UK life insurers are increasingly considering value of in-force (VIF) business securitisation as part of their capital, financing and risk management toolkit. As the market for these transactions develops, simpler structures, together with a more sophisticated investor base, are improving the efficiency of the execution process while at the same time incorporating features, such as the ability to add new business, which maximise the benefits for issuers.

Transactions to date have been executed primarily to create Core Tier 1 (equity-like) capital at a cost below that of equity. If correctly structured, VIF securitisations can also provide unencumbered cash that does not contribute to the financial leverage ratios used by rating agencies. The cash and capital raised can be used for a wide range of business uses, for example, reinvestment in higher margin business, used to finance new business, or returned to shareholders. The basics of the transactions are very simple — investors provide cash to the insurer, which is repaid out of future surpluses as they emerge on specified blocks of business, or the entire business. If surplus does not emerge, investors do not receive interest payments, and principal is not repaid. The size of the loan is determined by stressing the future cash flows — for example, an increase in lapse rates and mortality rates — to the targeted risk level. The greater the stress, the greater the security to investors and the lower the price, but the smaller the amount of financing raised and risk transferred from the insurer.

VIF securitisations are particularly useful in managing capital for insurers, where the regulatory capital requirements exceed the management’s view of the economic capital requirements. There are compelling economic arguments as to why an insurer should fund any excess of the regulatory capital above the economic requirements with non-equity capital, namely to maximise the return on equity and minimise the cost of capital. This type of capital management has been widely used by banks to optimise their capital positions. Transactions can be tranched comprising varying degrees of risk. On an economic capital basis, this can provide significant benefits, but the costs increase.

#####

* **Written tasks**
1. Write out the VIF securitisation passage between "VIF securitisations are" and "the costs increase.", inclusive.
2. In the VIF securitisation passage, what have transactions to date mainly been executed to do?
3. Please render this sentence from the VIF securitisation passage in Spanish: "This type of capital management has been widely used by banks to optimise their capital positions."

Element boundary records
#####

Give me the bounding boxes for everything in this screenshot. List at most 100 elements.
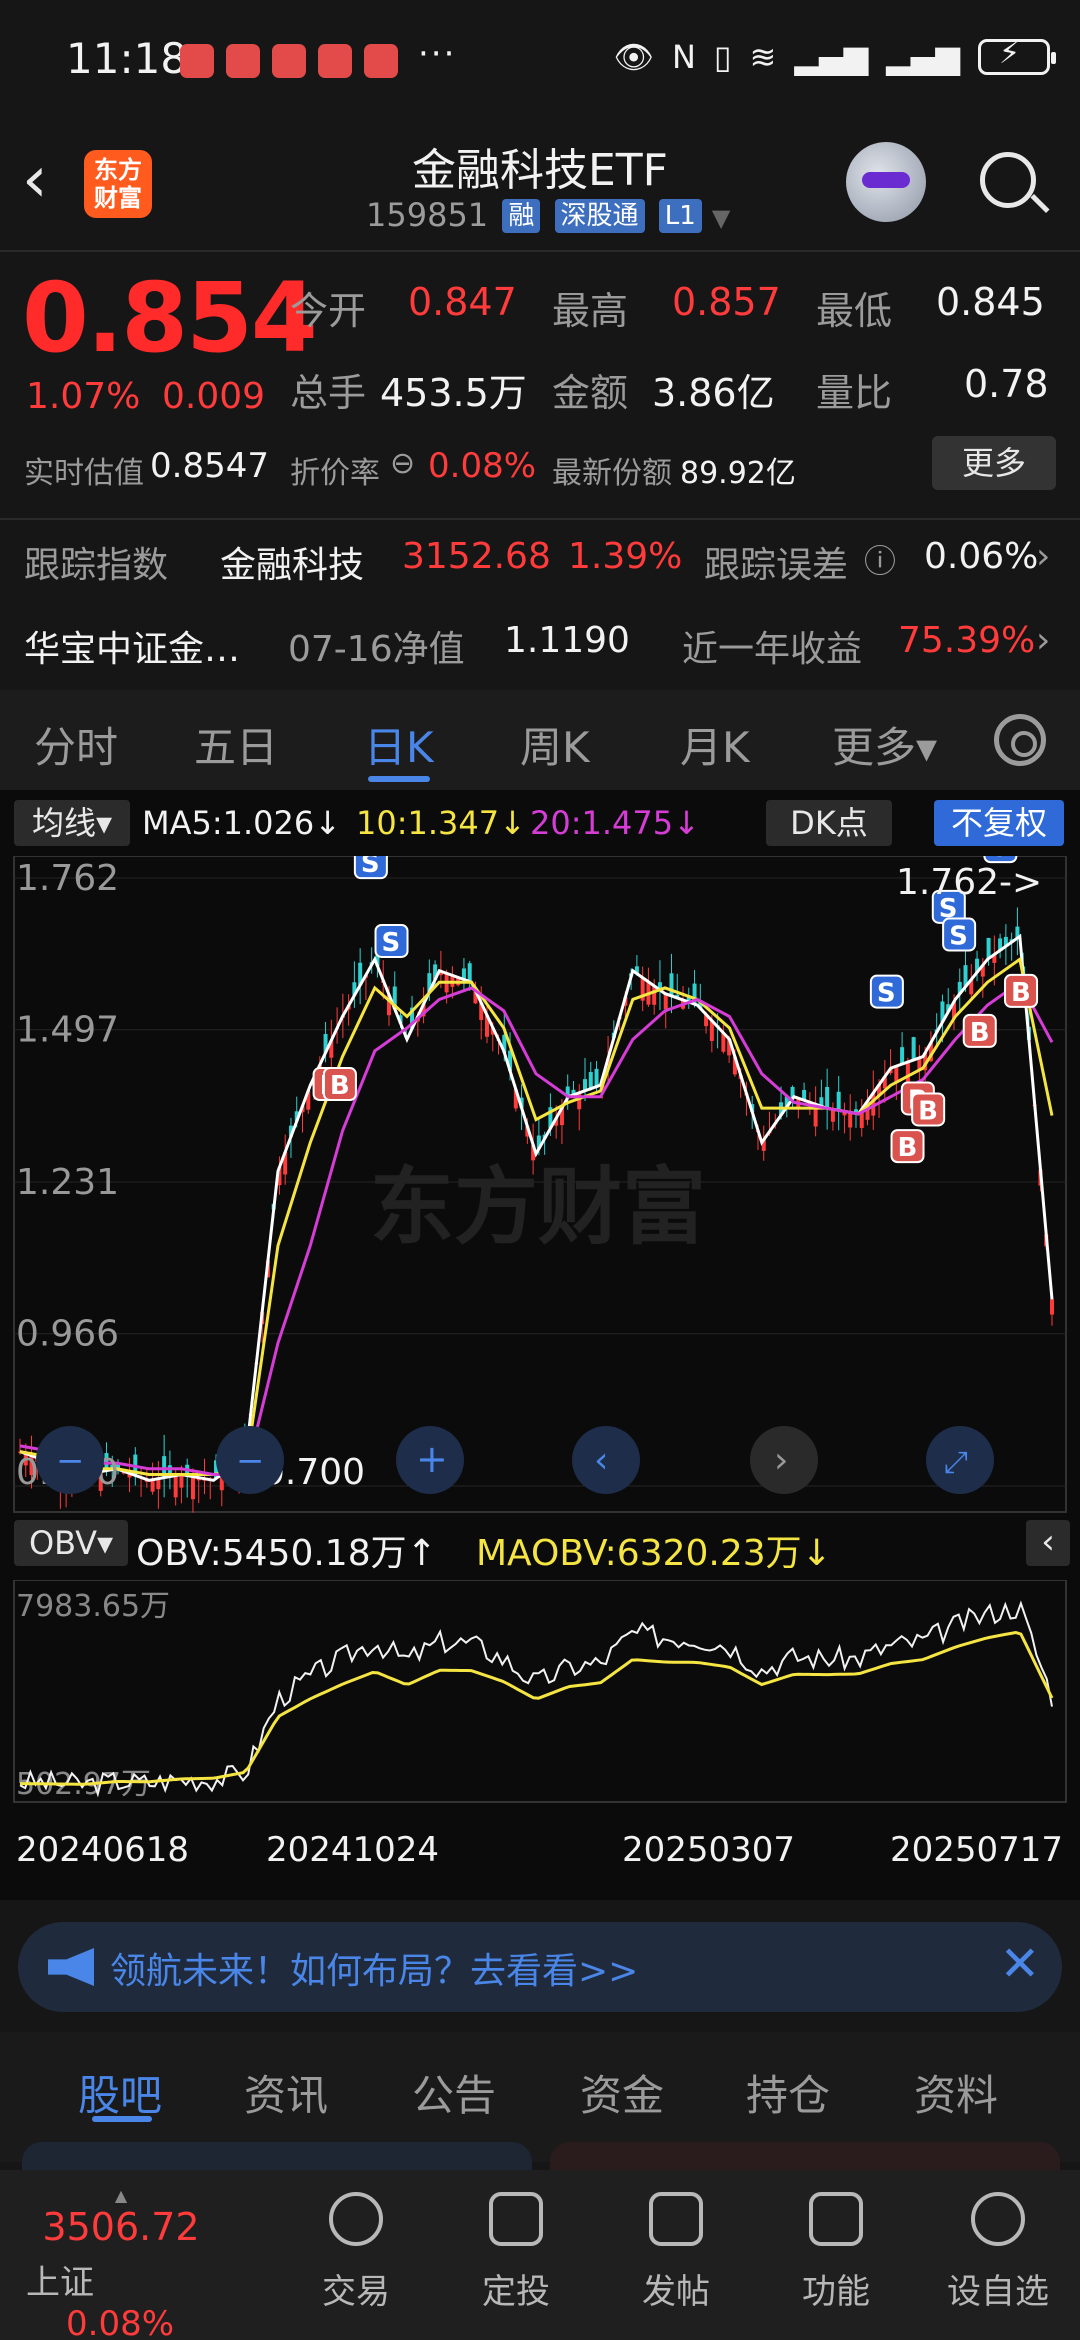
tab-profile[interactable]: 资料 (914, 2062, 998, 2123)
chevron-right-icon: › (774, 1440, 788, 1481)
notification-icon (364, 44, 398, 78)
candle-body (467, 963, 472, 982)
stock-code-row[interactable]: 159851 融 深股通 L1 ▼ (366, 196, 730, 234)
settings-gear-icon[interactable] (994, 714, 1046, 766)
ma-selector[interactable]: 均线▾ (14, 800, 130, 846)
candle-body (986, 937, 991, 959)
tracking-index-name[interactable]: 金融科技 (220, 536, 364, 588)
high-label: 最高 (552, 289, 629, 333)
nav-value: 1.1190 (504, 620, 630, 661)
collapse-icon[interactable]: ‹ (1026, 1520, 1070, 1566)
info-icon[interactable]: ⊖ (390, 446, 415, 481)
chevron-right-icon[interactable]: › (1036, 620, 1050, 661)
index-ticker[interactable]: ▲ 3506.72 上证 0.08% (26, 2186, 216, 2340)
amount-value: 3.86亿 (652, 371, 775, 415)
card-peek (22, 2142, 532, 2172)
index-name: 上证 (26, 2263, 94, 2303)
eye-icon: 👁 (613, 38, 654, 76)
tab-daily-k[interactable]: 日K (364, 714, 434, 775)
candle-body (905, 1061, 910, 1085)
nav-watchlist[interactable]: 设自选 (938, 2170, 1058, 2313)
obv-value: OBV:5450.18万↑ (136, 1533, 437, 1574)
index-row: 上证 0.08% (26, 2255, 216, 2340)
x-axis: 20240618 20241024 20250307 20250717 (0, 1810, 1080, 1890)
chevron-right-icon[interactable]: › (1036, 536, 1050, 577)
signal-label: S (877, 979, 896, 1009)
tracking-index-label: 跟踪指数 (24, 545, 169, 586)
change-pct: 1.07% (26, 376, 141, 417)
candle-body (652, 985, 657, 1005)
tab-intraday[interactable]: 分时 (34, 714, 118, 775)
obv-selector[interactable]: OBV▾ (14, 1520, 128, 1566)
nav-label: 07-16净值 (288, 629, 465, 670)
nav-trade[interactable]: 交易 (296, 2170, 416, 2313)
tab-forum[interactable]: 股吧 (78, 2062, 162, 2123)
battery-icon: ⚡ (978, 36, 1056, 75)
high-value: 0.857 (672, 280, 781, 324)
adjust-button[interactable]: 不复权 (934, 800, 1064, 846)
tab-news[interactable]: 资讯 (244, 2062, 328, 2123)
banner-text[interactable]: 领航未来！如何布局？去看看>> (110, 1942, 638, 1994)
candle-body (825, 1086, 830, 1109)
dots-icon (971, 2192, 1025, 2246)
y-tick-label: 1.497 (16, 1010, 119, 1051)
tab-monthly-k[interactable]: 月K (680, 714, 750, 775)
help-icon[interactable]: ⓘ (864, 536, 896, 582)
maobv-value: MAOBV:6320.23万↓ (476, 1533, 832, 1574)
signal-label: B (898, 1133, 918, 1163)
megaphone-icon (48, 1948, 94, 1986)
shares-value: 89.92亿 (680, 456, 796, 491)
fund-name[interactable]: 华宝中证金… (24, 620, 240, 672)
more-button[interactable]: 更多 (932, 436, 1056, 490)
candle-body (848, 1112, 853, 1128)
nav-post[interactable]: 发帖 (616, 2170, 736, 2313)
signal-label: B (330, 1071, 350, 1101)
x-label: 20241024 (266, 1830, 440, 1870)
vibrate-icon: ▯ (713, 38, 732, 76)
nav-invest[interactable]: 定投 (456, 2170, 576, 2313)
tab-funds[interactable]: 资金 (580, 2062, 664, 2123)
notification-icon (180, 44, 214, 78)
candle-body (190, 1476, 195, 1500)
tab-five-day[interactable]: 五日 (194, 714, 278, 775)
signal-label: B (918, 1096, 938, 1126)
candle-body (173, 1475, 178, 1498)
assistant-avatar-icon[interactable] (846, 142, 926, 222)
expand-icon: ⤢ (944, 1445, 968, 1480)
open-label: 今开 (290, 289, 367, 333)
nav-functions[interactable]: 功能 (776, 2170, 896, 2313)
candle-body (836, 1091, 841, 1111)
minus-icon: − (56, 1441, 85, 1481)
tag-margin: 融 (502, 199, 541, 233)
volume-label: 总手 (290, 371, 367, 415)
divider (0, 250, 1080, 252)
tab-holdings[interactable]: 持仓 (746, 2062, 830, 2123)
x-label: 20240618 (16, 1830, 190, 1870)
signal-icon: ▂▄▆ (794, 38, 869, 76)
tab-weekly-k[interactable]: 周K (520, 714, 590, 775)
promo-banner[interactable]: 领航未来！如何布局？去看看>> ✕ (18, 1922, 1062, 2012)
signal-label: B (970, 1018, 990, 1048)
x-label: 20250307 (622, 1830, 796, 1870)
obv-chart[interactable]: 7983.65万 502.97万 (0, 1580, 1080, 1810)
stock-code: 159851 (366, 196, 489, 234)
signal-label: B (1011, 978, 1031, 1008)
tab-more[interactable]: 更多▾ (832, 714, 937, 775)
dk-point-button[interactable]: DK点 (766, 800, 892, 846)
change-value: 0.009 (162, 376, 266, 417)
caret-up-icon: ▲ (114, 2186, 128, 2205)
status-bar: 11:18 ··· 👁 N ▯ ≋ ▂▄▆ ▂▄▆ ⚡ (0, 0, 1080, 120)
tab-announcements[interactable]: 公告 (412, 2062, 496, 2123)
active-tab-indicator (92, 2116, 152, 2122)
tracking-error-value: 0.06% (924, 536, 1039, 577)
candle-body (594, 1068, 599, 1087)
year-return-label: 近一年收益 (682, 629, 863, 670)
nfc-icon: N (671, 38, 696, 76)
search-icon[interactable] (980, 152, 1036, 208)
close-icon[interactable]: ✕ (1000, 1936, 1040, 1992)
chart-icon (489, 2192, 543, 2246)
status-time: 11:18 (66, 34, 188, 83)
signal-label: S (382, 928, 401, 958)
kline-chart[interactable]: 东方财富 BBSSSBBBSSBSB 1.7621.4971.2310.9660… (0, 856, 1080, 1516)
iopv-label: 实时估值 (24, 456, 144, 491)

#####

* **List of solutions**
1.
VIF securitisations are particularly useful in managing capital for insurers, where the regulatory capital requirements exceed the management’s view of the economic capital requirements. There are compelling economic arguments as to why an insurer should fund any excess of the regulatory capital above the economic requirements with non-equity capital, namely to maximise the return on equity and minimise the cost of capital. This type of capital management has been widely used by banks to optimise their capital positions. Transactions can be tranched comprising varying degrees of risk. On an economic capital basis, this can provide significant benefits, but the costs increase.

2. To create Core Tier 1 (equity-like) capital at a cost below that of equity.

3. Este tipo de gestión del capital ha sido ampliamente utilizado por los bancos para optimizar sus posiciones de capital.